Would you quote every entry exactly, dropping only the pictures?

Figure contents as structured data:
■ ■ ■

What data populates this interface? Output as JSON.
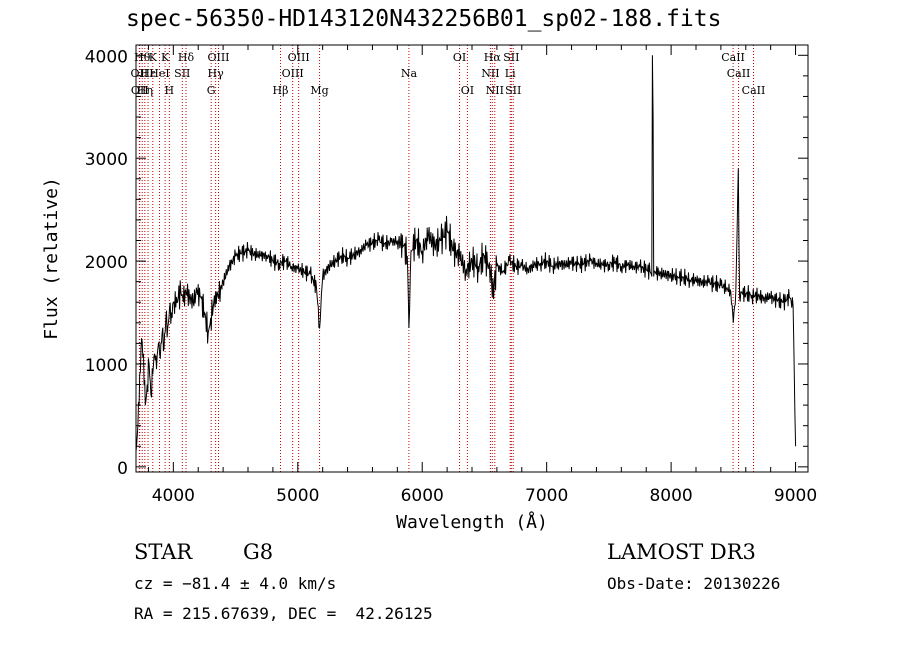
{
  "title": "spec-56350-HD143120N432256B01_sp02-188.fits",
  "info": {
    "object_type": "STAR",
    "subclass": "G8",
    "survey": "LAMOST DR3",
    "cz": "cz = −81.4 ± 4.0 km/s",
    "obs_date": "Obs-Date: 20130226",
    "radec": "RA = 215.67639, DEC =  42.26125"
  },
  "chart_data": {
    "type": "line",
    "title": "spec-56350-HD143120N432256B01_sp02-188.fits",
    "xlabel": "Wavelength (Å)",
    "ylabel": "Flux (relative)",
    "xlim": [
      3700,
      9100
    ],
    "ylim": [
      -50,
      4100
    ],
    "xticks": [
      4000,
      5000,
      6000,
      7000,
      8000,
      9000
    ],
    "yticks": [
      0,
      1000,
      2000,
      3000,
      4000
    ],
    "grid": false,
    "series": [
      {
        "x": [
          3700,
          3715,
          3730,
          3745,
          3760,
          3775,
          3790,
          3805,
          3820,
          3835,
          3850,
          3865,
          3880,
          3895,
          3910,
          3925,
          3940,
          3955,
          3970,
          3985,
          4000,
          4020,
          4040,
          4060,
          4080,
          4100,
          4130,
          4160,
          4190,
          4220,
          4250,
          4280,
          4300,
          4320,
          4340,
          4360,
          4380,
          4400,
          4450,
          4500,
          4550,
          4600,
          4650,
          4700,
          4750,
          4800,
          4850,
          4900,
          4950,
          5000,
          5050,
          5100,
          5150,
          5175,
          5200,
          5250,
          5300,
          5350,
          5400,
          5450,
          5500,
          5550,
          5600,
          5650,
          5700,
          5750,
          5800,
          5850,
          5880,
          5893,
          5910,
          5950,
          6000,
          6050,
          6100,
          6150,
          6200,
          6250,
          6300,
          6350,
          6400,
          6450,
          6500,
          6550,
          6563,
          6600,
          6650,
          6700,
          6750,
          6800,
          6850,
          6900,
          6950,
          7000,
          7050,
          7100,
          7150,
          7200,
          7250,
          7300,
          7350,
          7400,
          7450,
          7500,
          7550,
          7600,
          7650,
          7700,
          7750,
          7800,
          7830,
          7845,
          7850,
          7855,
          7860,
          7870,
          7900,
          7950,
          8000,
          8050,
          8100,
          8150,
          8200,
          8250,
          8300,
          8350,
          8400,
          8450,
          8480,
          8500,
          8520,
          8540,
          8550,
          8560,
          8570,
          8600,
          8650,
          8700,
          8750,
          8800,
          8850,
          8900,
          8950,
          8980,
          9000
        ],
        "y": [
          150,
          400,
          900,
          1250,
          1100,
          600,
          800,
          1000,
          700,
          900,
          1100,
          950,
          1200,
          1050,
          1300,
          1150,
          1450,
          1350,
          1550,
          1500,
          1600,
          1550,
          1650,
          1700,
          1600,
          1720,
          1650,
          1600,
          1700,
          1650,
          1500,
          1300,
          1450,
          1550,
          1700,
          1650,
          1750,
          1800,
          1950,
          2050,
          2080,
          2100,
          2070,
          2050,
          2060,
          2000,
          1980,
          2000,
          1950,
          1920,
          1900,
          1870,
          1750,
          1350,
          1850,
          1950,
          2000,
          2050,
          2030,
          2060,
          2100,
          2150,
          2180,
          2200,
          2170,
          2180,
          2200,
          2150,
          2050,
          1350,
          2100,
          2200,
          2100,
          2250,
          2150,
          2200,
          2300,
          2100,
          2050,
          1900,
          2000,
          1950,
          2050,
          1900,
          1650,
          1950,
          1900,
          2000,
          1950,
          1950,
          1920,
          1960,
          1980,
          2000,
          1950,
          1980,
          1960,
          1990,
          1960,
          1980,
          2000,
          1980,
          1960,
          1970,
          1990,
          1950,
          1960,
          1950,
          1940,
          1920,
          1900,
          1850,
          4000,
          3400,
          1850,
          1900,
          1880,
          1870,
          1860,
          1850,
          1840,
          1820,
          1810,
          1800,
          1790,
          1780,
          1760,
          1740,
          1700,
          1400,
          1700,
          2900,
          1650,
          1700,
          1690,
          1680,
          1670,
          1660,
          1640,
          1650,
          1620,
          1600,
          1650,
          1560,
          200
        ]
      }
    ],
    "lines": [
      {
        "wave": 3727,
        "row": 1,
        "label": "OII"
      },
      {
        "wave": 3730,
        "row": 2,
        "label": "OII"
      },
      {
        "wave": 3750,
        "row": 0,
        "label": "Hθ"
      },
      {
        "wave": 3771,
        "row": 2,
        "label": "Hη"
      },
      {
        "wave": 3797,
        "row": 1,
        "label": "Hε"
      },
      {
        "wave": 3835,
        "row": 0,
        "label": "K"
      },
      {
        "wave": 3889,
        "row": 1,
        "label": "HeI"
      },
      {
        "wave": 3934,
        "row": 0,
        "label": "K"
      },
      {
        "wave": 3968,
        "row": 2,
        "label": "H"
      },
      {
        "wave": 4072,
        "row": 1,
        "label": "SII"
      },
      {
        "wave": 4102,
        "row": 0,
        "label": "Hδ"
      },
      {
        "wave": 4304,
        "row": 2,
        "label": "G"
      },
      {
        "wave": 4340,
        "row": 1,
        "label": "Hγ"
      },
      {
        "wave": 4363,
        "row": 0,
        "label": "OIII"
      },
      {
        "wave": 4861,
        "row": 2,
        "label": "Hβ"
      },
      {
        "wave": 4959,
        "row": 1,
        "label": "OIII"
      },
      {
        "wave": 5007,
        "row": 0,
        "label": "OIII"
      },
      {
        "wave": 5175,
        "row": 2,
        "label": "Mg"
      },
      {
        "wave": 5893,
        "row": 1,
        "label": "Na"
      },
      {
        "wave": 6300,
        "row": 0,
        "label": "OI"
      },
      {
        "wave": 6363,
        "row": 2,
        "label": "OI"
      },
      {
        "wave": 6548,
        "row": 1,
        "label": "NII"
      },
      {
        "wave": 6563,
        "row": 0,
        "label": "Hα"
      },
      {
        "wave": 6583,
        "row": 2,
        "label": "NII"
      },
      {
        "wave": 6707,
        "row": 1,
        "label": "Li"
      },
      {
        "wave": 6716,
        "row": 0,
        "label": "SII"
      },
      {
        "wave": 6731,
        "row": 2,
        "label": "SII"
      },
      {
        "wave": 8498,
        "row": 0,
        "label": "CaII"
      },
      {
        "wave": 8542,
        "row": 1,
        "label": "CaII"
      },
      {
        "wave": 8662,
        "row": 2,
        "label": "CaII"
      }
    ],
    "colors": {
      "spectrum": "#000000",
      "line_marker": "#c00000",
      "axes": "#000000"
    }
  }
}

■ ■ ■

Response to this exercise:
What data populates this interface? Output as JSON.
{
  "title": "spec-56350-HD143120N432256B01_sp02-188.fits",
  "info": {
    "object_type": "STAR",
    "subclass": "G8",
    "survey": "LAMOST DR3",
    "cz": "cz = −81.4 ± 4.0 km/s",
    "obs_date": "Obs-Date: 20130226",
    "radec": "RA = 215.67639, DEC =  42.26125"
  },
  "chart_data": {
    "type": "line",
    "title": "spec-56350-HD143120N432256B01_sp02-188.fits",
    "xlabel": "Wavelength (Å)",
    "ylabel": "Flux (relative)",
    "xlim": [
      3700,
      9100
    ],
    "ylim": [
      -50,
      4100
    ],
    "xticks": [
      4000,
      5000,
      6000,
      7000,
      8000,
      9000
    ],
    "yticks": [
      0,
      1000,
      2000,
      3000,
      4000
    ],
    "grid": false,
    "series": [
      {
        "x": [
          3700,
          3715,
          3730,
          3745,
          3760,
          3775,
          3790,
          3805,
          3820,
          3835,
          3850,
          3865,
          3880,
          3895,
          3910,
          3925,
          3940,
          3955,
          3970,
          3985,
          4000,
          4020,
          4040,
          4060,
          4080,
          4100,
          4130,
          4160,
          4190,
          4220,
          4250,
          4280,
          4300,
          4320,
          4340,
          4360,
          4380,
          4400,
          4450,
          4500,
          4550,
          4600,
          4650,
          4700,
          4750,
          4800,
          4850,
          4900,
          4950,
          5000,
          5050,
          5100,
          5150,
          5175,
          5200,
          5250,
          5300,
          5350,
          5400,
          5450,
          5500,
          5550,
          5600,
          5650,
          5700,
          5750,
          5800,
          5850,
          5880,
          5893,
          5910,
          5950,
          6000,
          6050,
          6100,
          6150,
          6200,
          6250,
          6300,
          6350,
          6400,
          6450,
          6500,
          6550,
          6563,
          6600,
          6650,
          6700,
          6750,
          6800,
          6850,
          6900,
          6950,
          7000,
          7050,
          7100,
          7150,
          7200,
          7250,
          7300,
          7350,
          7400,
          7450,
          7500,
          7550,
          7600,
          7650,
          7700,
          7750,
          7800,
          7830,
          7845,
          7850,
          7855,
          7860,
          7870,
          7900,
          7950,
          8000,
          8050,
          8100,
          8150,
          8200,
          8250,
          8300,
          8350,
          8400,
          8450,
          8480,
          8500,
          8520,
          8540,
          8550,
          8560,
          8570,
          8600,
          8650,
          8700,
          8750,
          8800,
          8850,
          8900,
          8950,
          8980,
          9000
        ],
        "y": [
          150,
          400,
          900,
          1250,
          1100,
          600,
          800,
          1000,
          700,
          900,
          1100,
          950,
          1200,
          1050,
          1300,
          1150,
          1450,
          1350,
          1550,
          1500,
          1600,
          1550,
          1650,
          1700,
          1600,
          1720,
          1650,
          1600,
          1700,
          1650,
          1500,
          1300,
          1450,
          1550,
          1700,
          1650,
          1750,
          1800,
          1950,
          2050,
          2080,
          2100,
          2070,
          2050,
          2060,
          2000,
          1980,
          2000,
          1950,
          1920,
          1900,
          1870,
          1750,
          1350,
          1850,
          1950,
          2000,
          2050,
          2030,
          2060,
          2100,
          2150,
          2180,
          2200,
          2170,
          2180,
          2200,
          2150,
          2050,
          1350,
          2100,
          2200,
          2100,
          2250,
          2150,
          2200,
          2300,
          2100,
          2050,
          1900,
          2000,
          1950,
          2050,
          1900,
          1650,
          1950,
          1900,
          2000,
          1950,
          1950,
          1920,
          1960,
          1980,
          2000,
          1950,
          1980,
          1960,
          1990,
          1960,
          1980,
          2000,
          1980,
          1960,
          1970,
          1990,
          1950,
          1960,
          1950,
          1940,
          1920,
          1900,
          1850,
          4000,
          3400,
          1850,
          1900,
          1880,
          1870,
          1860,
          1850,
          1840,
          1820,
          1810,
          1800,
          1790,
          1780,
          1760,
          1740,
          1700,
          1400,
          1700,
          2900,
          1650,
          1700,
          1690,
          1680,
          1670,
          1660,
          1640,
          1650,
          1620,
          1600,
          1650,
          1560,
          200
        ]
      }
    ],
    "lines": [
      {
        "wave": 3727,
        "row": 1,
        "label": "OII"
      },
      {
        "wave": 3730,
        "row": 2,
        "label": "OII"
      },
      {
        "wave": 3750,
        "row": 0,
        "label": "Hθ"
      },
      {
        "wave": 3771,
        "row": 2,
        "label": "Hη"
      },
      {
        "wave": 3797,
        "row": 1,
        "label": "Hε"
      },
      {
        "wave": 3835,
        "row": 0,
        "label": "K"
      },
      {
        "wave": 3889,
        "row": 1,
        "label": "HeI"
      },
      {
        "wave": 3934,
        "row": 0,
        "label": "K"
      },
      {
        "wave": 3968,
        "row": 2,
        "label": "H"
      },
      {
        "wave": 4072,
        "row": 1,
        "label": "SII"
      },
      {
        "wave": 4102,
        "row": 0,
        "label": "Hδ"
      },
      {
        "wave": 4304,
        "row": 2,
        "label": "G"
      },
      {
        "wave": 4340,
        "row": 1,
        "label": "Hγ"
      },
      {
        "wave": 4363,
        "row": 0,
        "label": "OIII"
      },
      {
        "wave": 4861,
        "row": 2,
        "label": "Hβ"
      },
      {
        "wave": 4959,
        "row": 1,
        "label": "OIII"
      },
      {
        "wave": 5007,
        "row": 0,
        "label": "OIII"
      },
      {
        "wave": 5175,
        "row": 2,
        "label": "Mg"
      },
      {
        "wave": 5893,
        "row": 1,
        "label": "Na"
      },
      {
        "wave": 6300,
        "row": 0,
        "label": "OI"
      },
      {
        "wave": 6363,
        "row": 2,
        "label": "OI"
      },
      {
        "wave": 6548,
        "row": 1,
        "label": "NII"
      },
      {
        "wave": 6563,
        "row": 0,
        "label": "Hα"
      },
      {
        "wave": 6583,
        "row": 2,
        "label": "NII"
      },
      {
        "wave": 6707,
        "row": 1,
        "label": "Li"
      },
      {
        "wave": 6716,
        "row": 0,
        "label": "SII"
      },
      {
        "wave": 6731,
        "row": 2,
        "label": "SII"
      },
      {
        "wave": 8498,
        "row": 0,
        "label": "CaII"
      },
      {
        "wave": 8542,
        "row": 1,
        "label": "CaII"
      },
      {
        "wave": 8662,
        "row": 2,
        "label": "CaII"
      }
    ],
    "colors": {
      "spectrum": "#000000",
      "line_marker": "#c00000",
      "axes": "#000000"
    }
  }
}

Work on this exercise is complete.